%%
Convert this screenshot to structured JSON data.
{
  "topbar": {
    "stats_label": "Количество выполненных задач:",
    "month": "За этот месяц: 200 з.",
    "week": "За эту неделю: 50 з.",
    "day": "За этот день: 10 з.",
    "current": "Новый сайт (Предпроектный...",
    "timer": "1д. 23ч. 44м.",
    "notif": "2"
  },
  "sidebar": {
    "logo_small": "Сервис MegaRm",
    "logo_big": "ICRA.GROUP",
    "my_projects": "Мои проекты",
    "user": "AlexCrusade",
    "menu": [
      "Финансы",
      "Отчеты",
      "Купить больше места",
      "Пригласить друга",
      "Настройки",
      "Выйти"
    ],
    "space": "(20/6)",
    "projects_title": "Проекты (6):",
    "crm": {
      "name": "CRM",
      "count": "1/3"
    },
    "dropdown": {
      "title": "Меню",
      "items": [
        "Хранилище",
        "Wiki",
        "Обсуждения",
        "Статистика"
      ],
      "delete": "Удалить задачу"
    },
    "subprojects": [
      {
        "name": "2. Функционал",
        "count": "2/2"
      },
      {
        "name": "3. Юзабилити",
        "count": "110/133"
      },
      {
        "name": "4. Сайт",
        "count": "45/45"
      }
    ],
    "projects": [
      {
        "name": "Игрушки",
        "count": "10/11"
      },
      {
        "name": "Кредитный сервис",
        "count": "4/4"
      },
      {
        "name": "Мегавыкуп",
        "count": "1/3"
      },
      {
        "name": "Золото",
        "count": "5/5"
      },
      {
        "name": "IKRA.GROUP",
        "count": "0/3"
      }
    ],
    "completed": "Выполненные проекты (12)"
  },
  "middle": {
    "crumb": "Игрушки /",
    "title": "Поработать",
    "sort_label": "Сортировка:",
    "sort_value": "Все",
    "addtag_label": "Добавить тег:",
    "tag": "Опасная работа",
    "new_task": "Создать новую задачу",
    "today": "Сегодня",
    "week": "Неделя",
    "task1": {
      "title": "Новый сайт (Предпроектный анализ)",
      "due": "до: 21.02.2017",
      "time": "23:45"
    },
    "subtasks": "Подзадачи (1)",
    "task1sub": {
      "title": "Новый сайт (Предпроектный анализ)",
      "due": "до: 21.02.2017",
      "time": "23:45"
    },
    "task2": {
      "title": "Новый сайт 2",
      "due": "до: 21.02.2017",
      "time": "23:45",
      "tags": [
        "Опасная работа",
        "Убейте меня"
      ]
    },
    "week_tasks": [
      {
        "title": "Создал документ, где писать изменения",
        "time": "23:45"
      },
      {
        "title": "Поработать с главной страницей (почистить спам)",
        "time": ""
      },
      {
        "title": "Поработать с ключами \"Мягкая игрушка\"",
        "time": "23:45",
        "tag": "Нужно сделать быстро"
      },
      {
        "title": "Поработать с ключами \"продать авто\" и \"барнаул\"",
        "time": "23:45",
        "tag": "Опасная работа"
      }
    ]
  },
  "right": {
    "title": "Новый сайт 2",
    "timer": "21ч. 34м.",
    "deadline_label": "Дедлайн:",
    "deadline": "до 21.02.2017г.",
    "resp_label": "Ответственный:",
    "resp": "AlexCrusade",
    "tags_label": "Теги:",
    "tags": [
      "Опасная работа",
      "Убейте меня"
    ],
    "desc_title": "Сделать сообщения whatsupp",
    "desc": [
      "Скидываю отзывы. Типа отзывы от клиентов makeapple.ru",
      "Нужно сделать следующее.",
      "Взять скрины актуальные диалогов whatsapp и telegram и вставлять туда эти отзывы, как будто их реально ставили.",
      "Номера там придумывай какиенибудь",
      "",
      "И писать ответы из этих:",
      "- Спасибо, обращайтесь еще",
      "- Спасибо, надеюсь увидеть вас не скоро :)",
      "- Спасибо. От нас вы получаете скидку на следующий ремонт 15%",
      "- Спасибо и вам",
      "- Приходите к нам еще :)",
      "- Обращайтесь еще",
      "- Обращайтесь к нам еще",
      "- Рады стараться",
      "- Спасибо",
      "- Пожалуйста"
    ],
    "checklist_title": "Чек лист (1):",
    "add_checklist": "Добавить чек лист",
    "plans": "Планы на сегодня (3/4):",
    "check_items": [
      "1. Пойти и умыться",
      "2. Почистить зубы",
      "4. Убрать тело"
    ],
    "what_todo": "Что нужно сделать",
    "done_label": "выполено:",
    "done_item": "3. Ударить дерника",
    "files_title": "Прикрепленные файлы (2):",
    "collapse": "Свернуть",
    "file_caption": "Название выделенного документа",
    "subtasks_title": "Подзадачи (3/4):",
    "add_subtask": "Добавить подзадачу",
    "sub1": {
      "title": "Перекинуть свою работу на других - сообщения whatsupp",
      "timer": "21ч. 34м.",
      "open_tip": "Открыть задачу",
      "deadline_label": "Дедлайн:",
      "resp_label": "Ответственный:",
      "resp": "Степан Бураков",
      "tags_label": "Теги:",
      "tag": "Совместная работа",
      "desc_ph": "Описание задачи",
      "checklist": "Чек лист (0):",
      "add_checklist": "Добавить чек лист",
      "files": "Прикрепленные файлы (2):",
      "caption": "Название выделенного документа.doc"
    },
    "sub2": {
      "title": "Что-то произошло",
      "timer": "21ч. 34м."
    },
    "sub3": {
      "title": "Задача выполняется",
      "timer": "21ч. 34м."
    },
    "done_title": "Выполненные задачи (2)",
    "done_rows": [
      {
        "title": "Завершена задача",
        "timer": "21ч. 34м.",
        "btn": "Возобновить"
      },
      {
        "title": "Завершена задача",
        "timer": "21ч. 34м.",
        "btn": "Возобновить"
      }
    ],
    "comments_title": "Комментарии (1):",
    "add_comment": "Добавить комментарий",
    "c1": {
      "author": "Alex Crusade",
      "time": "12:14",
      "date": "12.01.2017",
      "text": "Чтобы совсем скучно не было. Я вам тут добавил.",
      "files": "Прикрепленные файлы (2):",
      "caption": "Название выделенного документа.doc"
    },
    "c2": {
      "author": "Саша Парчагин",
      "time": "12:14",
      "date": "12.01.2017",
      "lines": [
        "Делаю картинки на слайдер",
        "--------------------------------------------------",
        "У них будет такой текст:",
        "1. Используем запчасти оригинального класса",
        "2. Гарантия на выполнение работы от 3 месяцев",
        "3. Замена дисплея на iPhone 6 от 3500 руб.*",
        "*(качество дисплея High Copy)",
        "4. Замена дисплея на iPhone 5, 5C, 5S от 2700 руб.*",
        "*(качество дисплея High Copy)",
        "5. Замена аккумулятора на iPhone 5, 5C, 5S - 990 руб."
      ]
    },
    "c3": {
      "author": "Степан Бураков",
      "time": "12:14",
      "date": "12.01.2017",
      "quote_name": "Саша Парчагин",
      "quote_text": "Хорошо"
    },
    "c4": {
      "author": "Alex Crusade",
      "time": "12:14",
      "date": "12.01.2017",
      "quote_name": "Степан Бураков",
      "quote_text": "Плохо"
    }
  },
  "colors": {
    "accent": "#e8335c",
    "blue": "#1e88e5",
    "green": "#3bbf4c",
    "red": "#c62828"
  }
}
%%
WHAT IS BEING ASKED —
Write the data back out verbatim.

EXERCISE OUTPUT —
Convert this screenshot to structured JSON data.
{
  "topbar": {
    "stats_label": "Количество выполненных задач:",
    "month": "За этот месяц: 200 з.",
    "week": "За эту неделю: 50 з.",
    "day": "За этот день: 10 з.",
    "current": "Новый сайт (Предпроектный...",
    "timer": "1д. 23ч. 44м.",
    "notif": "2"
  },
  "sidebar": {
    "logo_small": "Сервис MegaRm",
    "logo_big": "ICRA.GROUP",
    "my_projects": "Мои проекты",
    "user": "AlexCrusade",
    "menu": [
      "Финансы",
      "Отчеты",
      "Купить больше места",
      "Пригласить друга",
      "Настройки",
      "Выйти"
    ],
    "space": "(20/6)",
    "projects_title": "Проекты (6):",
    "crm": {
      "name": "CRM",
      "count": "1/3"
    },
    "dropdown": {
      "title": "Меню",
      "items": [
        "Хранилище",
        "Wiki",
        "Обсуждения",
        "Статистика"
      ],
      "delete": "Удалить задачу"
    },
    "subprojects": [
      {
        "name": "2. Функционал",
        "count": "2/2"
      },
      {
        "name": "3. Юзабилити",
        "count": "110/133"
      },
      {
        "name": "4. Сайт",
        "count": "45/45"
      }
    ],
    "projects": [
      {
        "name": "Игрушки",
        "count": "10/11"
      },
      {
        "name": "Кредитный сервис",
        "count": "4/4"
      },
      {
        "name": "Мегавыкуп",
        "count": "1/3"
      },
      {
        "name": "Золото",
        "count": "5/5"
      },
      {
        "name": "IKRA.GROUP",
        "count": "0/3"
      }
    ],
    "completed": "Выполненные проекты (12)"
  },
  "middle": {
    "crumb": "Игрушки /",
    "title": "Поработать",
    "sort_label": "Сортировка:",
    "sort_value": "Все",
    "addtag_label": "Добавить тег:",
    "tag": "Опасная работа",
    "new_task": "Создать новую задачу",
    "today": "Сегодня",
    "week": "Неделя",
    "task1": {
      "title": "Новый сайт (Предпроектный анализ)",
      "due": "до: 21.02.2017",
      "time": "23:45"
    },
    "subtasks": "Подзадачи (1)",
    "task1sub": {
      "title": "Новый сайт (Предпроектный анализ)",
      "due": "до: 21.02.2017",
      "time": "23:45"
    },
    "task2": {
      "title": "Новый сайт 2",
      "due": "до: 21.02.2017",
      "time": "23:45",
      "tags": [
        "Опасная работа",
        "Убейте меня"
      ]
    },
    "week_tasks": [
      {
        "title": "Создал документ, где писать изменения",
        "time": "23:45"
      },
      {
        "title": "Поработать с главной страницей (почистить спам)",
        "time": ""
      },
      {
        "title": "Поработать с ключами \"Мягкая игрушка\"",
        "time": "23:45",
        "tag": "Нужно сделать быстро"
      },
      {
        "title": "Поработать с ключами \"продать авто\" и \"барнаул\"",
        "time": "23:45",
        "tag": "Опасная работа"
      }
    ]
  },
  "right": {
    "title": "Новый сайт 2",
    "timer": "21ч. 34м.",
    "deadline_label": "Дедлайн:",
    "deadline": "до 21.02.2017г.",
    "resp_label": "Ответственный:",
    "resp": "AlexCrusade",
    "tags_label": "Теги:",
    "tags": [
      "Опасная работа",
      "Убейте меня"
    ],
    "desc_title": "Сделать сообщения whatsupp",
    "desc": [
      "Скидываю отзывы. Типа отзывы от клиентов makeapple.ru",
      "Нужно сделать следующее.",
      "Взять скрины актуальные диалогов whatsapp и telegram и вставлять туда эти отзывы, как будто их реально ставили.",
      "Номера там придумывай какиенибудь",
      "",
      "И писать ответы из этих:",
      "- Спасибо, обращайтесь еще",
      "- Спасибо, надеюсь увидеть вас не скоро :)",
      "- Спасибо. От нас вы получаете скидку на следующий ремонт 15%",
      "- Спасибо и вам",
      "- Приходите к нам еще :)",
      "- Обращайтесь еще",
      "- Обращайтесь к нам еще",
      "- Рады стараться",
      "- Спасибо",
      "- Пожалуйста"
    ],
    "checklist_title": "Чек лист (1):",
    "add_checklist": "Добавить чек лист",
    "plans": "Планы на сегодня (3/4):",
    "check_items": [
      "1. Пойти и умыться",
      "2. Почистить зубы",
      "4. Убрать тело"
    ],
    "what_todo": "Что нужно сделать",
    "done_label": "выполено:",
    "done_item": "3. Ударить дерника",
    "files_title": "Прикрепленные файлы (2):",
    "collapse": "Свернуть",
    "file_caption": "Название выделенного документа",
    "subtasks_title": "Подзадачи (3/4):",
    "add_subtask": "Добавить подзадачу",
    "sub1": {
      "title": "Перекинуть свою работу на других - сообщения whatsupp",
      "timer": "21ч. 34м.",
      "open_tip": "Открыть задачу",
      "deadline_label": "Дедлайн:",
      "resp_label": "Ответственный:",
      "resp": "Степан Бураков",
      "tags_label": "Теги:",
      "tag": "Совместная работа",
      "desc_ph": "Описание задачи",
      "checklist": "Чек лист (0):",
      "add_checklist": "Добавить чек лист",
      "files": "Прикрепленные файлы (2):",
      "caption": "Название выделенного документа.doc"
    },
    "sub2": {
      "title": "Что-то произошло",
      "timer": "21ч. 34м."
    },
    "sub3": {
      "title": "Задача выполняется",
      "timer": "21ч. 34м."
    },
    "done_title": "Выполненные задачи (2)",
    "done_rows": [
      {
        "title": "Завершена задача",
        "timer": "21ч. 34м.",
        "btn": "Возобновить"
      },
      {
        "title": "Завершена задача",
        "timer": "21ч. 34м.",
        "btn": "Возобновить"
      }
    ],
    "comments_title": "Комментарии (1):",
    "add_comment": "Добавить комментарий",
    "c1": {
      "author": "Alex Crusade",
      "time": "12:14",
      "date": "12.01.2017",
      "text": "Чтобы совсем скучно не было. Я вам тут добавил.",
      "files": "Прикрепленные файлы (2):",
      "caption": "Название выделенного документа.doc"
    },
    "c2": {
      "author": "Саша Парчагин",
      "time": "12:14",
      "date": "12.01.2017",
      "lines": [
        "Делаю картинки на слайдер",
        "--------------------------------------------------",
        "У них будет такой текст:",
        "1. Используем запчасти оригинального класса",
        "2. Гарантия на выполнение работы от 3 месяцев",
        "3. Замена дисплея на iPhone 6 от 3500 руб.*",
        "*(качество дисплея High Copy)",
        "4. Замена дисплея на iPhone 5, 5C, 5S от 2700 руб.*",
        "*(качество дисплея High Copy)",
        "5. Замена аккумулятора на iPhone 5, 5C, 5S - 990 руб."
      ]
    },
    "c3": {
      "author": "Степан Бураков",
      "time": "12:14",
      "date": "12.01.2017",
      "quote_name": "Саша Парчагин",
      "quote_text": "Хорошо"
    },
    "c4": {
      "author": "Alex Crusade",
      "time": "12:14",
      "date": "12.01.2017",
      "quote_name": "Степан Бураков",
      "quote_text": "Плохо"
    }
  },
  "colors": {
    "accent": "#e8335c",
    "blue": "#1e88e5",
    "green": "#3bbf4c",
    "red": "#c62828"
  }
}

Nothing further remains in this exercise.